* WHAT YOU HAVE TO DO *
Each record below is to be reproduced without any change.

* THE DATA *
####################

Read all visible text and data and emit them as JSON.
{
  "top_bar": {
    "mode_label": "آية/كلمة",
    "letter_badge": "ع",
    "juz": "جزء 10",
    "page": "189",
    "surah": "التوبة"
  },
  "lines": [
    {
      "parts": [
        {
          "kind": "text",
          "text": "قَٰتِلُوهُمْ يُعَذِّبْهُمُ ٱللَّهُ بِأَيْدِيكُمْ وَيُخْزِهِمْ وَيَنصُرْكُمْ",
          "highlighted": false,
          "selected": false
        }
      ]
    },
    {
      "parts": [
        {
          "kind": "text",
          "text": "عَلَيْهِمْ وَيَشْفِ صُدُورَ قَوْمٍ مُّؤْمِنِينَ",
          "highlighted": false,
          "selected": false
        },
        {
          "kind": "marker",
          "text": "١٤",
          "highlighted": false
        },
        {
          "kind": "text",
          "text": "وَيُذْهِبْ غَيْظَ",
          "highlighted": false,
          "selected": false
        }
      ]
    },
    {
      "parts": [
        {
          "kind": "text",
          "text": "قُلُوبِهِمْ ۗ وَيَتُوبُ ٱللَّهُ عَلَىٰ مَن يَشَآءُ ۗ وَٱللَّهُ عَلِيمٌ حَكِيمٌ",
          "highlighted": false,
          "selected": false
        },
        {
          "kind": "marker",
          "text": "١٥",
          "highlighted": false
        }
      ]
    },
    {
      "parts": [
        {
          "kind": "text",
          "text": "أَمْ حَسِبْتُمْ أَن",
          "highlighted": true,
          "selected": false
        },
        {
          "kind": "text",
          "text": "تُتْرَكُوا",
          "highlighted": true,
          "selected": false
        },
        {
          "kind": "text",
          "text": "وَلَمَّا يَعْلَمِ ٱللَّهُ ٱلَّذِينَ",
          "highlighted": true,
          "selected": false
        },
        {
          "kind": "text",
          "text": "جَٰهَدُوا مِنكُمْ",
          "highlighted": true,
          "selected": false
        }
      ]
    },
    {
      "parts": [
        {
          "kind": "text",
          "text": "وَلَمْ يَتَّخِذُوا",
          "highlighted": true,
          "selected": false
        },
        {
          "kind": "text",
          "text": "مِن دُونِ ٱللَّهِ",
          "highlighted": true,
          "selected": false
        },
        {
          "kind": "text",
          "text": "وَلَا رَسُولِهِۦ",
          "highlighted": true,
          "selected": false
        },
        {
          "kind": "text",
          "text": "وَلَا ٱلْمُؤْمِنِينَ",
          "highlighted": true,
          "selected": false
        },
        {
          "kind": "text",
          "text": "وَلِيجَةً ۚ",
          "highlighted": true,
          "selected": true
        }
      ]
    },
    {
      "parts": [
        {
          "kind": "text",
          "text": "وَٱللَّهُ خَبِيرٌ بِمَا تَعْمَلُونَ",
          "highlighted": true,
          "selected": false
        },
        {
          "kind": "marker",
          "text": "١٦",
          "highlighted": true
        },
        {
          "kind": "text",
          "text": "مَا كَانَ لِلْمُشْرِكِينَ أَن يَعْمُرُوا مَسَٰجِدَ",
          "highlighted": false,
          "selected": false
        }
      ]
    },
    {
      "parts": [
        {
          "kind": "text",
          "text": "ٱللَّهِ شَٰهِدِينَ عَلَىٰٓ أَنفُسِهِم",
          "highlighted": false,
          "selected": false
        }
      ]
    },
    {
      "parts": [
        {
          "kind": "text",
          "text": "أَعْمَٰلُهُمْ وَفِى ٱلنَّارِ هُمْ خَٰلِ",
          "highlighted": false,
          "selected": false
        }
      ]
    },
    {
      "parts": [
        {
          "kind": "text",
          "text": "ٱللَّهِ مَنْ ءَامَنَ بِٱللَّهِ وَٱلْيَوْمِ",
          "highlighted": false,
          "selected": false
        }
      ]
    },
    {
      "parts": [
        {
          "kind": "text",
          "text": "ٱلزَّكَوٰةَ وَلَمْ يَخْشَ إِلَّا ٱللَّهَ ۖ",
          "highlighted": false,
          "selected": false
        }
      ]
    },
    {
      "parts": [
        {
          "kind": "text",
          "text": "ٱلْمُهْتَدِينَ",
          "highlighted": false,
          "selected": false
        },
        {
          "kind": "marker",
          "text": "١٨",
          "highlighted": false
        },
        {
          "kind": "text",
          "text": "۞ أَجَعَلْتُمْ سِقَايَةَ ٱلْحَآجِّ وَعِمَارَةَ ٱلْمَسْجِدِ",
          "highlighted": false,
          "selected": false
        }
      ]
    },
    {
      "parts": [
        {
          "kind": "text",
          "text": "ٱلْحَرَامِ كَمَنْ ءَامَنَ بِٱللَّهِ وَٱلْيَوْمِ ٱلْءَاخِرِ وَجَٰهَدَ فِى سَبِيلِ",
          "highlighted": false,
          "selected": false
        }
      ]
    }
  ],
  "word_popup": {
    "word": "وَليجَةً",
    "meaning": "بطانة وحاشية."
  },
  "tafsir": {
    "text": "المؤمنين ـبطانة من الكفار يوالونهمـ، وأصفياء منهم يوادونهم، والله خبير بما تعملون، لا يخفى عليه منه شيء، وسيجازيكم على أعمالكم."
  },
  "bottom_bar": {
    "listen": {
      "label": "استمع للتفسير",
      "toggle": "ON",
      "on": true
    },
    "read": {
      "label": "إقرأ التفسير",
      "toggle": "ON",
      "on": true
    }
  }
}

####################

* FINISHED ANSWER *
Read all visible text and data and emit them as JSON.
{
  "top_bar": {
    "mode_label": "آية/كلمة",
    "letter_badge": "ع",
    "juz": "جزء 10",
    "page": "189",
    "surah": "التوبة"
  },
  "lines": [
    {
      "parts": [
        {
          "kind": "text",
          "text": "قَٰتِلُوهُمْ يُعَذِّبْهُمُ ٱللَّهُ بِأَيْدِيكُمْ وَيُخْزِهِمْ وَيَنصُرْكُمْ",
          "highlighted": false,
          "selected": false
        }
      ]
    },
    {
      "parts": [
        {
          "kind": "text",
          "text": "عَلَيْهِمْ وَيَشْفِ صُدُورَ قَوْمٍ مُّؤْمِنِينَ",
          "highlighted": false,
          "selected": false
        },
        {
          "kind": "marker",
          "text": "١٤",
          "highlighted": false
        },
        {
          "kind": "text",
          "text": "وَيُذْهِبْ غَيْظَ",
          "highlighted": false,
          "selected": false
        }
      ]
    },
    {
      "parts": [
        {
          "kind": "text",
          "text": "قُلُوبِهِمْ ۗ وَيَتُوبُ ٱللَّهُ عَلَىٰ مَن يَشَآءُ ۗ وَٱللَّهُ عَلِيمٌ حَكِيمٌ",
          "highlighted": false,
          "selected": false
        },
        {
          "kind": "marker",
          "text": "١٥",
          "highlighted": false
        }
      ]
    },
    {
      "parts": [
        {
          "kind": "text",
          "text": "أَمْ حَسِبْتُمْ أَن",
          "highlighted": true,
          "selected": false
        },
        {
          "kind": "text",
          "text": "تُتْرَكُوا",
          "highlighted": true,
          "selected": false
        },
        {
          "kind": "text",
          "text": "وَلَمَّا يَعْلَمِ ٱللَّهُ ٱلَّذِينَ",
          "highlighted": true,
          "selected": false
        },
        {
          "kind": "text",
          "text": "جَٰهَدُوا مِنكُمْ",
          "highlighted": true,
          "selected": false
        }
      ]
    },
    {
      "parts": [
        {
          "kind": "text",
          "text": "وَلَمْ يَتَّخِذُوا",
          "highlighted": true,
          "selected": false
        },
        {
          "kind": "text",
          "text": "مِن دُونِ ٱللَّهِ",
          "highlighted": true,
          "selected": false
        },
        {
          "kind": "text",
          "text": "وَلَا رَسُولِهِۦ",
          "highlighted": true,
          "selected": false
        },
        {
          "kind": "text",
          "text": "وَلَا ٱلْمُؤْمِنِينَ",
          "highlighted": true,
          "selected": false
        },
        {
          "kind": "text",
          "text": "وَلِيجَةً ۚ",
          "highlighted": true,
          "selected": true
        }
      ]
    },
    {
      "parts": [
        {
          "kind": "text",
          "text": "وَٱللَّهُ خَبِيرٌ بِمَا تَعْمَلُونَ",
          "highlighted": true,
          "selected": false
        },
        {
          "kind": "marker",
          "text": "١٦",
          "highlighted": true
        },
        {
          "kind": "text",
          "text": "مَا كَانَ لِلْمُشْرِكِينَ أَن يَعْمُرُوا مَسَٰجِدَ",
          "highlighted": false,
          "selected": false
        }
      ]
    },
    {
      "parts": [
        {
          "kind": "text",
          "text": "ٱللَّهِ شَٰهِدِينَ عَلَىٰٓ أَنفُسِهِم",
          "highlighted": false,
          "selected": false
        }
      ]
    },
    {
      "parts": [
        {
          "kind": "text",
          "text": "أَعْمَٰلُهُمْ وَفِى ٱلنَّارِ هُمْ خَٰلِ",
          "highlighted": false,
          "selected": false
        }
      ]
    },
    {
      "parts": [
        {
          "kind": "text",
          "text": "ٱللَّهِ مَنْ ءَامَنَ بِٱللَّهِ وَٱلْيَوْمِ",
          "highlighted": false,
          "selected": false
        }
      ]
    },
    {
      "parts": [
        {
          "kind": "text",
          "text": "ٱلزَّكَوٰةَ وَلَمْ يَخْشَ إِلَّا ٱللَّهَ ۖ",
          "highlighted": false,
          "selected": false
        }
      ]
    },
    {
      "parts": [
        {
          "kind": "text",
          "text": "ٱلْمُهْتَدِينَ",
          "highlighted": false,
          "selected": false
        },
        {
          "kind": "marker",
          "text": "١٨",
          "highlighted": false
        },
        {
          "kind": "text",
          "text": "۞ أَجَعَلْتُمْ سِقَايَةَ ٱلْحَآجِّ وَعِمَارَةَ ٱلْمَسْجِدِ",
          "highlighted": false,
          "selected": false
        }
      ]
    },
    {
      "parts": [
        {
          "kind": "text",
          "text": "ٱلْحَرَامِ كَمَنْ ءَامَنَ بِٱللَّهِ وَٱلْيَوْمِ ٱلْءَاخِرِ وَجَٰهَدَ فِى سَبِيلِ",
          "highlighted": false,
          "selected": false
        }
      ]
    }
  ],
  "word_popup": {
    "word": "وَليجَةً",
    "meaning": "بطانة وحاشية."
  },
  "tafsir": {
    "text": "المؤمنين ـبطانة من الكفار يوالونهمـ، وأصفياء منهم يوادونهم، والله خبير بما تعملون، لا يخفى عليه منه شيء، وسيجازيكم على أعمالكم."
  },
  "bottom_bar": {
    "listen": {
      "label": "استمع للتفسير",
      "toggle": "ON",
      "on": true
    },
    "read": {
      "label": "إقرأ التفسير",
      "toggle": "ON",
      "on": true
    }
  }
}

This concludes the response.